__What you need to do__:
Write the records out again, keeping each line exactly as it is.

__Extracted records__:
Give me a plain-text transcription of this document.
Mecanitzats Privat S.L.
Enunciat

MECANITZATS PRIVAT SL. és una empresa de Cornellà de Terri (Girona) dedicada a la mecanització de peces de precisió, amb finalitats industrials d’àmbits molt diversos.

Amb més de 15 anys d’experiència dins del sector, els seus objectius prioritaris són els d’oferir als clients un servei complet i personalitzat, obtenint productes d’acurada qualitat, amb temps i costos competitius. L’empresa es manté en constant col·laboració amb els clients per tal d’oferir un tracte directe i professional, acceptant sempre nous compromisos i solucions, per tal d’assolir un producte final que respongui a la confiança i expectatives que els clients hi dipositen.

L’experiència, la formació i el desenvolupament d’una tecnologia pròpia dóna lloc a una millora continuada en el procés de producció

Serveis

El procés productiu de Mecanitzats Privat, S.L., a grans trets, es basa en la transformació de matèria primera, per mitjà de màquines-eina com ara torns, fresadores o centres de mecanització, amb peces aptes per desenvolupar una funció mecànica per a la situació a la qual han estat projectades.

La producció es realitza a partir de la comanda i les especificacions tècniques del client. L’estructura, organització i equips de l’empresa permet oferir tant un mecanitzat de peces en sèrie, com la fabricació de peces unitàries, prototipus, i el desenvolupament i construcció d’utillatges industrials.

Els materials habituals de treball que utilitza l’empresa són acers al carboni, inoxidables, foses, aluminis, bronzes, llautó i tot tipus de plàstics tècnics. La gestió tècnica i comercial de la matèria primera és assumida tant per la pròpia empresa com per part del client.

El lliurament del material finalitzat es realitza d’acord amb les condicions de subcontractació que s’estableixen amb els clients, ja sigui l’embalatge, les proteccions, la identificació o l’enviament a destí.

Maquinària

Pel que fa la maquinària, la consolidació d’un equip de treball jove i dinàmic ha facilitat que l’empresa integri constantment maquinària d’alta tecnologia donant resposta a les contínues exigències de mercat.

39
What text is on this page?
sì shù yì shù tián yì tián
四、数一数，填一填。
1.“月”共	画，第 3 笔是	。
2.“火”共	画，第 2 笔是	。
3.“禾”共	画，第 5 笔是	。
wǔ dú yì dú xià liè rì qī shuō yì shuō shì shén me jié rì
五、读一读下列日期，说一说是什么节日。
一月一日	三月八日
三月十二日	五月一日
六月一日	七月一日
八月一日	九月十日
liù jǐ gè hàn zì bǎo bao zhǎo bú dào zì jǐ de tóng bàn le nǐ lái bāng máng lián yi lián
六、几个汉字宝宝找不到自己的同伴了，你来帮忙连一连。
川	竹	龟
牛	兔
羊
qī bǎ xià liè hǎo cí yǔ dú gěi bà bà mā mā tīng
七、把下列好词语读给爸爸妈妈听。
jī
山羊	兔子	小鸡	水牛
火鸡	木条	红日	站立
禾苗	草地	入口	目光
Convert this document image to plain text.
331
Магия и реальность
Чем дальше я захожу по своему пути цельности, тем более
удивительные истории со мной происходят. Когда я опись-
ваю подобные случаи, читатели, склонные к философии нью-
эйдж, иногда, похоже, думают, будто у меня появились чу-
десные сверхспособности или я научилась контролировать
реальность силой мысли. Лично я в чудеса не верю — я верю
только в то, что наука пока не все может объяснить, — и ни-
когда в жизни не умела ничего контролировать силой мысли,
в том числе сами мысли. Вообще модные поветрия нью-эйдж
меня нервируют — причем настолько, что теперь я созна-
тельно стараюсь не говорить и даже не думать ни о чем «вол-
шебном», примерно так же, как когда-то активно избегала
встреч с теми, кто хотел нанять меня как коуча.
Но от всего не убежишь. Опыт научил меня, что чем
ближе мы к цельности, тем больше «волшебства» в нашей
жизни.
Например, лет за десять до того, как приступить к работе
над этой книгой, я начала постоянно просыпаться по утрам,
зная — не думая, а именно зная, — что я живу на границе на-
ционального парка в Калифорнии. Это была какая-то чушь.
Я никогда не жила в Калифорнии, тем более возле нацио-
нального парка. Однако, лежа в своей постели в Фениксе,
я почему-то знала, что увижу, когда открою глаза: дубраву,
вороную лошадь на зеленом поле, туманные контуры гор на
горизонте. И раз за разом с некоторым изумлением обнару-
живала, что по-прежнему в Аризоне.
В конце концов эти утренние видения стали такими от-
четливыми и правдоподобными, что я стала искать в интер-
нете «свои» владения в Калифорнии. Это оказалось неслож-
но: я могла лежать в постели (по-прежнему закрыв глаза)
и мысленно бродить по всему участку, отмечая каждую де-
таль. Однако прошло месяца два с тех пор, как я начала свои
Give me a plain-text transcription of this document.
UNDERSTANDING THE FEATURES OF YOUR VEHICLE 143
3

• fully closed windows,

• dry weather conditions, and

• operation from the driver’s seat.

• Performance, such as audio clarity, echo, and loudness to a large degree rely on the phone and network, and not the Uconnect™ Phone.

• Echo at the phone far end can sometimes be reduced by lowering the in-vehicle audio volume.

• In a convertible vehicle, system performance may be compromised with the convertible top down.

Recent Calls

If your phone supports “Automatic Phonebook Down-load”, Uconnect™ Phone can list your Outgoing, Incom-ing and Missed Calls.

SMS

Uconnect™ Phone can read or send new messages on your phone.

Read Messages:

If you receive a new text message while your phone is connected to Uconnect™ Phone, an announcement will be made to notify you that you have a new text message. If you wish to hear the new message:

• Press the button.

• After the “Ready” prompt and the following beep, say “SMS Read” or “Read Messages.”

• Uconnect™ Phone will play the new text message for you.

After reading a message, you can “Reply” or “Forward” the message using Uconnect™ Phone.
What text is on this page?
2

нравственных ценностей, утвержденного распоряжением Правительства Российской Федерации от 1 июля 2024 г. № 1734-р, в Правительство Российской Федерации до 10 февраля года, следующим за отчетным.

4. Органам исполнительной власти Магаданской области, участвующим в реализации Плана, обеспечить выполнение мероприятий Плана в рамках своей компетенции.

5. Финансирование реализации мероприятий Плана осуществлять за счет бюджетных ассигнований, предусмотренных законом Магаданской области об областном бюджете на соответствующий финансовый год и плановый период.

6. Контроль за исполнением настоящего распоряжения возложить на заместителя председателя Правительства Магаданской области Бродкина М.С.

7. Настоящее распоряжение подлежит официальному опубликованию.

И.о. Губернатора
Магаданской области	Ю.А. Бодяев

__Answer to this problem__:
Give me a plain-text transcription of this document.
Mecanitzats Privat S.L.
Enunciat

MECANITZATS PRIVAT SL. és una empresa de Cornellà de Terri (Girona) dedicada a la mecanització de peces de precisió, amb finalitats industrials d’àmbits molt diversos.

Amb més de 15 anys d’experiència dins del sector, els seus objectius prioritaris són els d’oferir als clients un servei complet i personalitzat, obtenint productes d’acurada qualitat, amb temps i costos competitius. L’empresa es manté en constant col·laboració amb els clients per tal d’oferir un tracte directe i professional, acceptant sempre nous compromisos i solucions, per tal d’assolir un producte final que respongui a la confiança i expectatives que els clients hi dipositen.

L’experiència, la formació i el desenvolupament d’una tecnologia pròpia dóna lloc a una millora continuada en el procés de producció

Serveis

El procés productiu de Mecanitzats Privat, S.L., a grans trets, es basa en la transformació de matèria primera, per mitjà de màquines-eina com ara torns, fresadores o centres de mecanització, amb peces aptes per desenvolupar una funció mecànica per a la situació a la qual han estat projectades.

La producció es realitza a partir de la comanda i les especificacions tècniques del client. L’estructura, organització i equips de l’empresa permet oferir tant un mecanitzat de peces en sèrie, com la fabricació de peces unitàries, prototipus, i el desenvolupament i construcció d’utillatges industrials.

Els materials habituals de treball que utilitza l’empresa són acers al carboni, inoxidables, foses, aluminis, bronzes, llautó i tot tipus de plàstics tècnics. La gestió tècnica i comercial de la matèria primera és assumida tant per la pròpia empresa com per part del client.

El lliurament del material finalitzat es realitza d’acord amb les condicions de subcontractació que s’estableixen amb els clients, ja sigui l’embalatge, les proteccions, la identificació o l’enviament a destí.

Maquinària

Pel que fa la maquinària, la consolidació d’un equip de treball jove i dinàmic ha facilitat que l’empresa integri constantment maquinària d’alta tecnologia donant resposta a les contínues exigències de mercat.

39
What text is on this page?
sì shù yì shù tián yì tián
四、数一数，填一填。
1.“月”共	画，第 3 笔是	。
2.“火”共	画，第 2 笔是	。
3.“禾”共	画，第 5 笔是	。
wǔ dú yì dú xià liè rì qī shuō yì shuō shì shén me jié rì
五、读一读下列日期，说一说是什么节日。
一月一日	三月八日
三月十二日	五月一日
六月一日	七月一日
八月一日	九月十日
liù jǐ gè hàn zì bǎo bao zhǎo bú dào zì jǐ de tóng bàn le nǐ lái bāng máng lián yi lián
六、几个汉字宝宝找不到自己的同伴了，你来帮忙连一连。
川	竹	龟
牛	兔
羊
qī bǎ xià liè hǎo cí yǔ dú gěi bà bà mā mā tīng
七、把下列好词语读给爸爸妈妈听。
jī
山羊	兔子	小鸡	水牛
火鸡	木条	红日	站立
禾苗	草地	入口	目光
Convert this document image to plain text.
331
Магия и реальность
Чем дальше я захожу по своему пути цельности, тем более
удивительные истории со мной происходят. Когда я опись-
ваю подобные случаи, читатели, склонные к философии нью-
эйдж, иногда, похоже, думают, будто у меня появились чу-
десные сверхспособности или я научилась контролировать
реальность силой мысли. Лично я в чудеса не верю — я верю
только в то, что наука пока не все может объяснить, — и ни-
когда в жизни не умела ничего контролировать силой мысли,
в том числе сами мысли. Вообще модные поветрия нью-эйдж
меня нервируют — причем настолько, что теперь я созна-
тельно стараюсь не говорить и даже не думать ни о чем «вол-
шебном», примерно так же, как когда-то активно избегала
встреч с теми, кто хотел нанять меня как коуча.
Но от всего не убежишь. Опыт научил меня, что чем
ближе мы к цельности, тем больше «волшебства» в нашей
жизни.
Например, лет за десять до того, как приступить к работе
над этой книгой, я начала постоянно просыпаться по утрам,
зная — не думая, а именно зная, — что я живу на границе на-
ционального парка в Калифорнии. Это была какая-то чушь.
Я никогда не жила в Калифорнии, тем более возле нацио-
нального парка. Однако, лежа в своей постели в Фениксе,
я почему-то знала, что увижу, когда открою глаза: дубраву,
вороную лошадь на зеленом поле, туманные контуры гор на
горизонте. И раз за разом с некоторым изумлением обнару-
живала, что по-прежнему в Аризоне.
В конце концов эти утренние видения стали такими от-
четливыми и правдоподобными, что я стала искать в интер-
нете «свои» владения в Калифорнии. Это оказалось неслож-
но: я могла лежать в постели (по-прежнему закрыв глаза)
и мысленно бродить по всему участку, отмечая каждую де-
таль. Однако прошло месяца два с тех пор, как я начала свои
Give me a plain-text transcription of this document.
UNDERSTANDING THE FEATURES OF YOUR VEHICLE 143
3

• fully closed windows,

• dry weather conditions, and

• operation from the driver’s seat.

• Performance, such as audio clarity, echo, and loudness to a large degree rely on the phone and network, and not the Uconnect™ Phone.

• Echo at the phone far end can sometimes be reduced by lowering the in-vehicle audio volume.

• In a convertible vehicle, system performance may be compromised with the convertible top down.

Recent Calls

If your phone supports “Automatic Phonebook Down-load”, Uconnect™ Phone can list your Outgoing, Incom-ing and Missed Calls.

SMS

Uconnect™ Phone can read or send new messages on your phone.

Read Messages:

If you receive a new text message while your phone is connected to Uconnect™ Phone, an announcement will be made to notify you that you have a new text message. If you wish to hear the new message:

• Press the button.

• After the “Ready” prompt and the following beep, say “SMS Read” or “Read Messages.”

• Uconnect™ Phone will play the new text message for you.

After reading a message, you can “Reply” or “Forward” the message using Uconnect™ Phone.
What text is on this page?
2

нравственных ценностей, утвержденного распоряжением Правительства Российской Федерации от 1 июля 2024 г. № 1734-р, в Правительство Российской Федерации до 10 февраля года, следующим за отчетным.

4. Органам исполнительной власти Магаданской области, участвующим в реализации Плана, обеспечить выполнение мероприятий Плана в рамках своей компетенции.

5. Финансирование реализации мероприятий Плана осуществлять за счет бюджетных ассигнований, предусмотренных законом Магаданской области об областном бюджете на соответствующий финансовый год и плановый период.

6. Контроль за исполнением настоящего распоряжения возложить на заместителя председателя Правительства Магаданской области Бродкина М.С.

7. Настоящее распоряжение подлежит официальному опубликованию.

И.о. Губернатора
Магаданской области	Ю.А. Бодяев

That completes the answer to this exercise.